WHAT IS NEEDED
Wherever a line holds the string "новорожденных", copy that line.

Data entries:
>> begin
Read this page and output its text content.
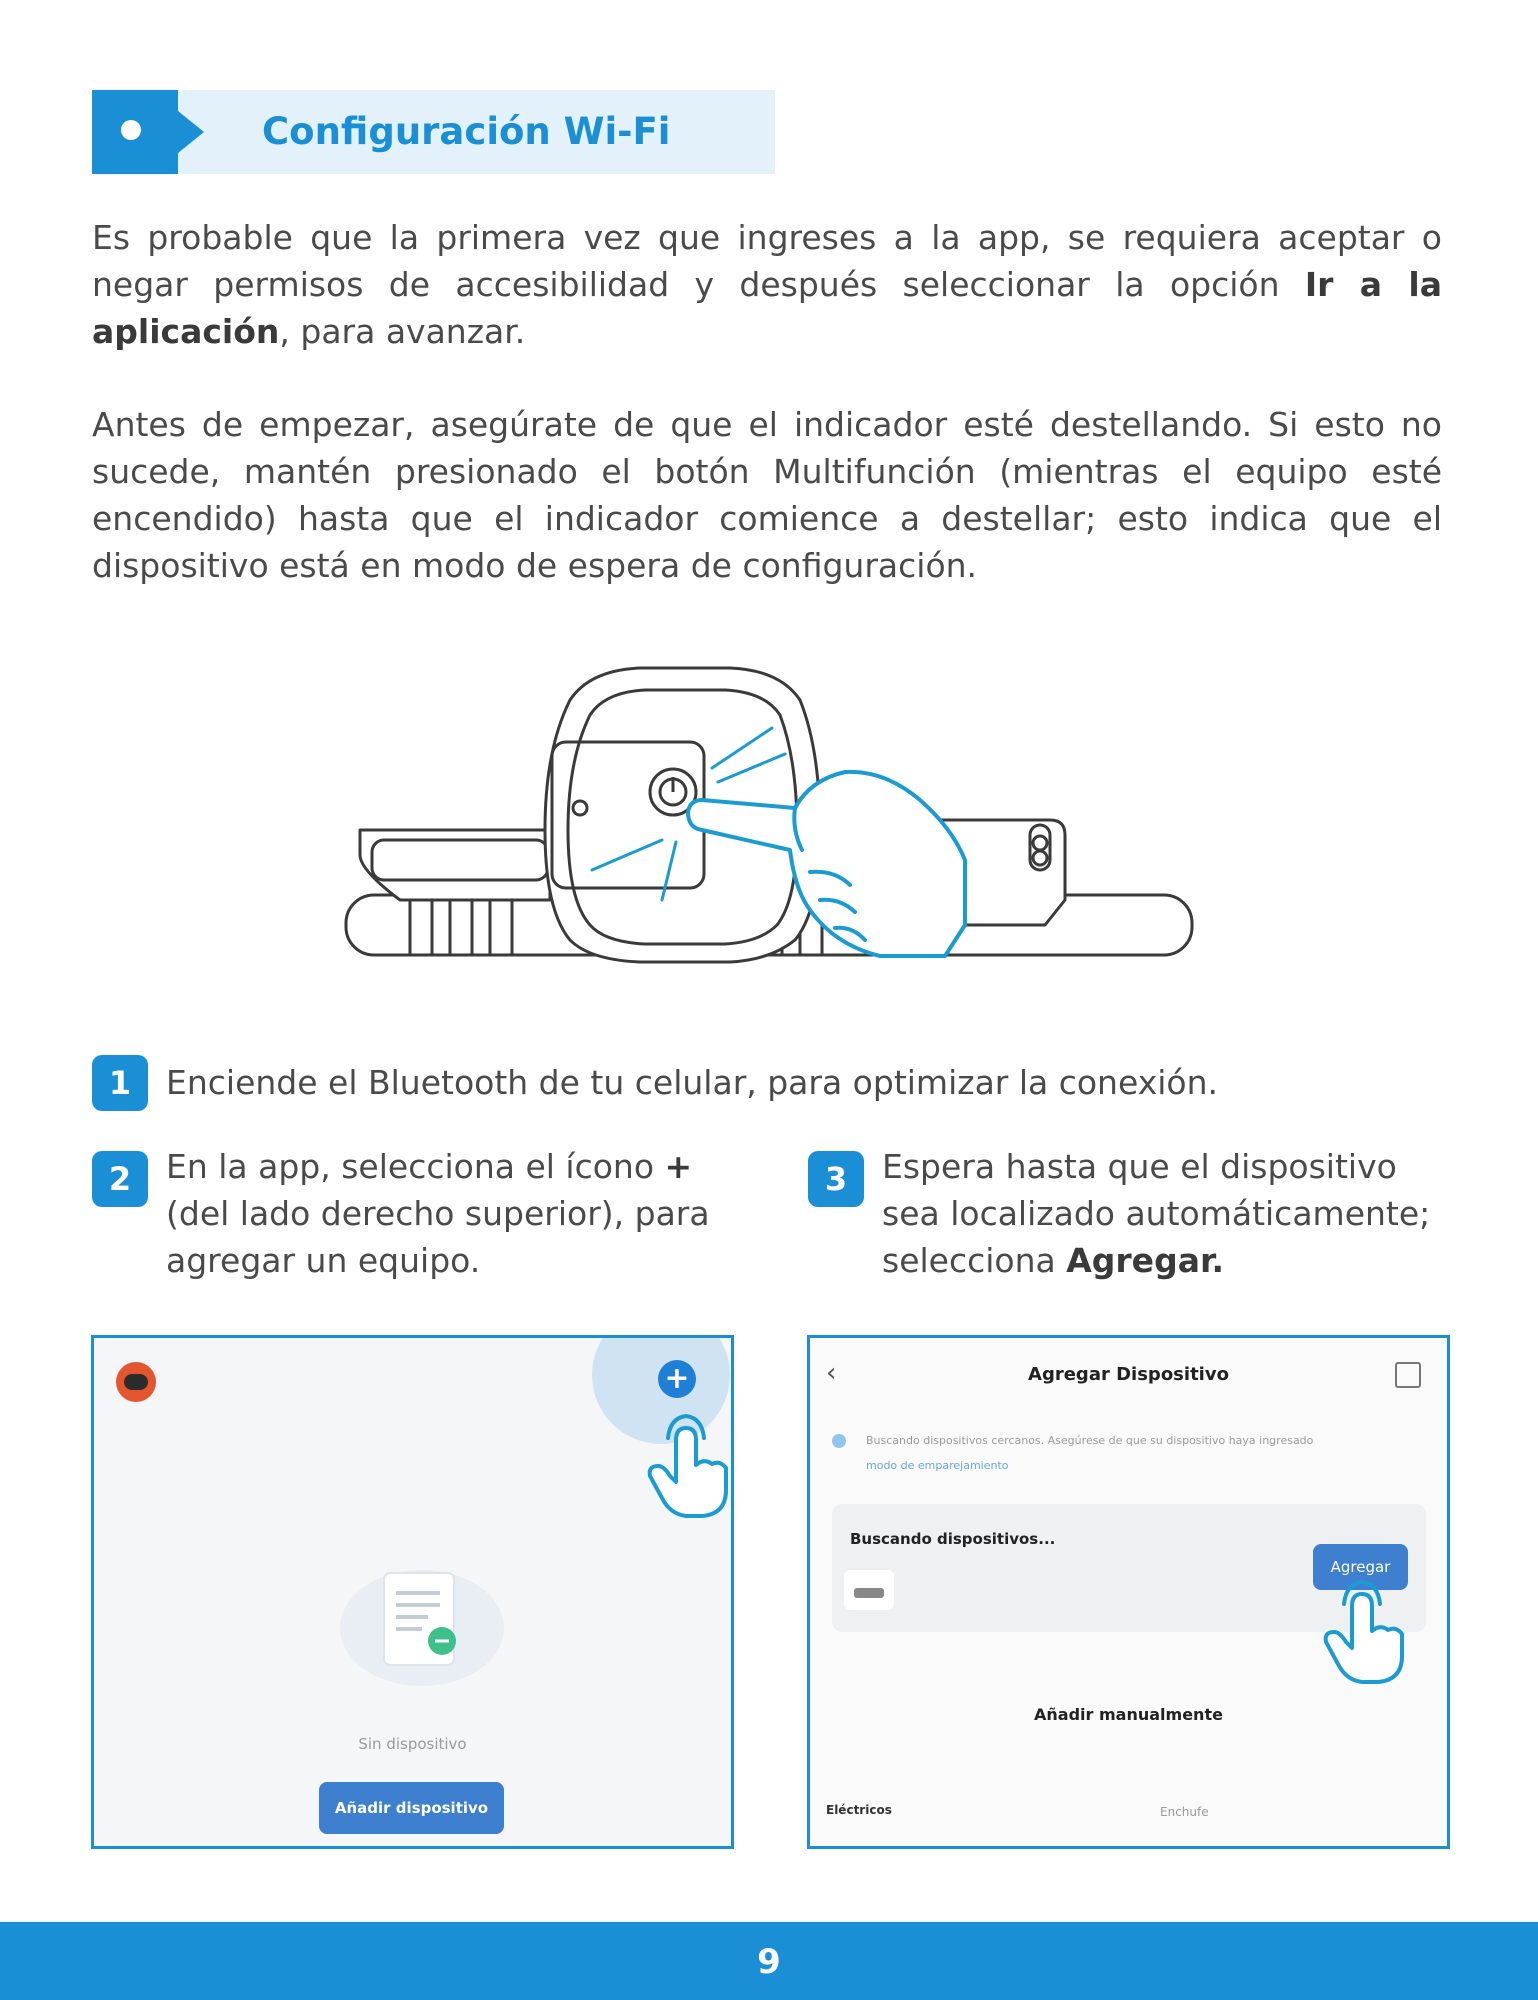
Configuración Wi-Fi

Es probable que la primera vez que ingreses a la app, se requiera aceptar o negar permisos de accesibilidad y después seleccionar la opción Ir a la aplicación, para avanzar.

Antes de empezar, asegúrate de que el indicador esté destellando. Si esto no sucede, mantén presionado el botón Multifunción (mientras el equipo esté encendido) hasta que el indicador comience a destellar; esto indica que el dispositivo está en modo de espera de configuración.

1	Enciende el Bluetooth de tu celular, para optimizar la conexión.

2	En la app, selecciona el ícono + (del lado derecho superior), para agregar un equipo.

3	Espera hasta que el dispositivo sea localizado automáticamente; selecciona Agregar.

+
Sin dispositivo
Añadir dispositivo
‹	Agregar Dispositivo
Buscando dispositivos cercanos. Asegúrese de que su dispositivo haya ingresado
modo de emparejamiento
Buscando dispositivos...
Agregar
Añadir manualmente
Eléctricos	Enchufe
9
>> end
>> begin
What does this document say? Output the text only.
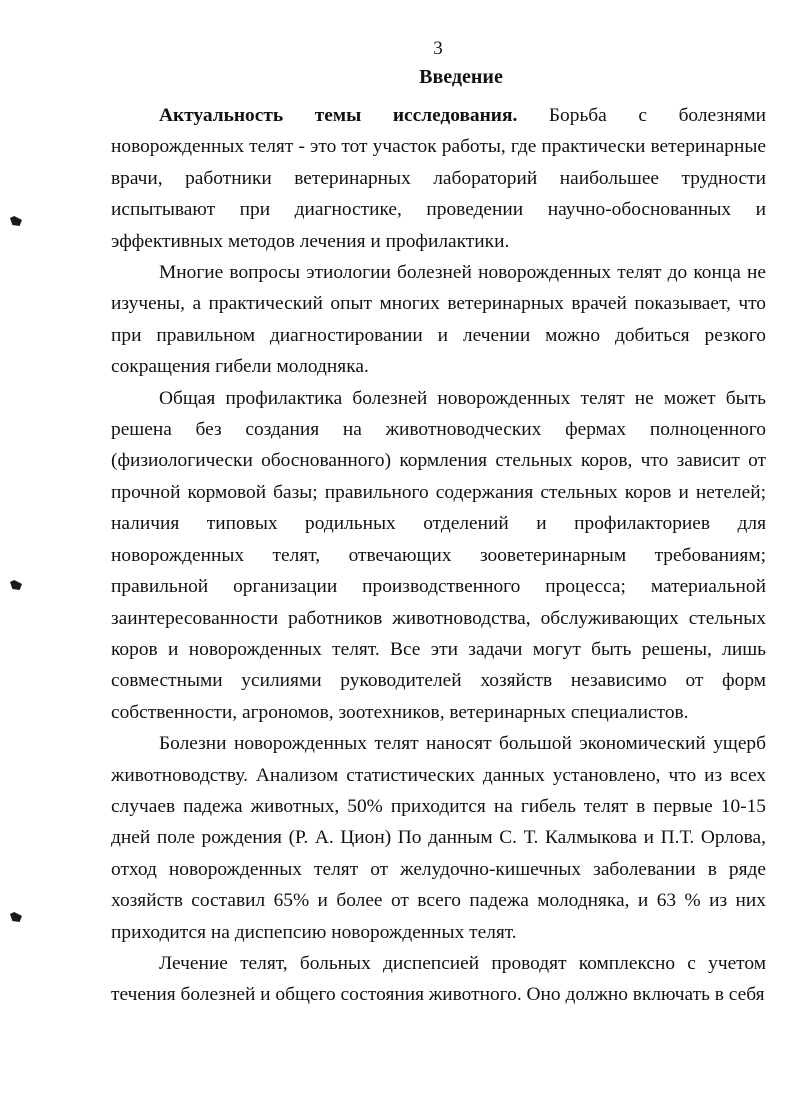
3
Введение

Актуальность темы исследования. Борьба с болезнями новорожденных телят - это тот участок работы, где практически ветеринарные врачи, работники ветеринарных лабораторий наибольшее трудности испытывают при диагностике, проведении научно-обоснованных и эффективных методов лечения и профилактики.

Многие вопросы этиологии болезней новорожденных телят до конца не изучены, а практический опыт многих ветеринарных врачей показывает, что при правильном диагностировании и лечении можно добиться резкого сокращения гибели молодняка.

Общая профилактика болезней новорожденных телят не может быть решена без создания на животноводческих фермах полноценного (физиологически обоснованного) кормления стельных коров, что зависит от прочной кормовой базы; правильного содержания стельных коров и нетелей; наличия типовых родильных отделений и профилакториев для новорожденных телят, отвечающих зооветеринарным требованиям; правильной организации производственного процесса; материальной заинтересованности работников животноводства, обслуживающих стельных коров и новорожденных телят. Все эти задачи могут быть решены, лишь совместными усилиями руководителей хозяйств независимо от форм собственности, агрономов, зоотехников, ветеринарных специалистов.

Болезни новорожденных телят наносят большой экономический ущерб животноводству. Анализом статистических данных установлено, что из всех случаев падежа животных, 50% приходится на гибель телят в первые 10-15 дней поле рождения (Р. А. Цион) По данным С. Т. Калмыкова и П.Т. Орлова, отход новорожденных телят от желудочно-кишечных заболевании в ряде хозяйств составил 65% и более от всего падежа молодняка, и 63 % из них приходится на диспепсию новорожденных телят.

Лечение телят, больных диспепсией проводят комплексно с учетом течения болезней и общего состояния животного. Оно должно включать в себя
>> end
FINISHED TASK
Актуальность темы исследования. Борьба с болезнями новорожденных телят - это тот участок работы, где практически ветеринарные врачи, работники ветеринарных лабораторий наибольшее трудности испытывают при диагностике, проведении научно-обоснованных и эффективных методов лечения и профилактики.
Многие вопросы этиологии болезней новорожденных телят до конца не изучены, а практический опыт многих ветеринарных врачей показывает, что при правильном диагностировании и лечении можно добиться резкого сокращения гибели молодняка.
Общая профилактика болезней новорожденных телят не может быть решена без создания на животноводческих фермах полноценного (физиологически обоснованного) кормления стельных коров, что зависит от прочной кормовой базы; правильного содержания стельных коров и нетелей; наличия типовых родильных отделений и профилакториев для новорожденных телят, отвечающих зооветеринарным требованиям; правильной организации производственного процесса; материальной заинтересованности работников животноводства, обслуживающих стельных коров и новорожденных телят. Все эти задачи могут быть решены, лишь совместными усилиями руководителей хозяйств независимо от форм собственности, агрономов, зоотехников, ветеринарных специалистов.
Болезни новорожденных телят наносят большой экономический ущерб животноводству. Анализом статистических данных установлено, что из всех случаев падежа животных, 50% приходится на гибель телят в первые 10-15 дней поле рождения (Р. А. Цион) По данным С. Т. Калмыкова и П.Т. Орлова, отход новорожденных телят от желудочно-кишечных заболевании в ряде хозяйств составил 65% и более от всего падежа молодняка, и 63 % из них приходится на диспепсию новорожденных телят.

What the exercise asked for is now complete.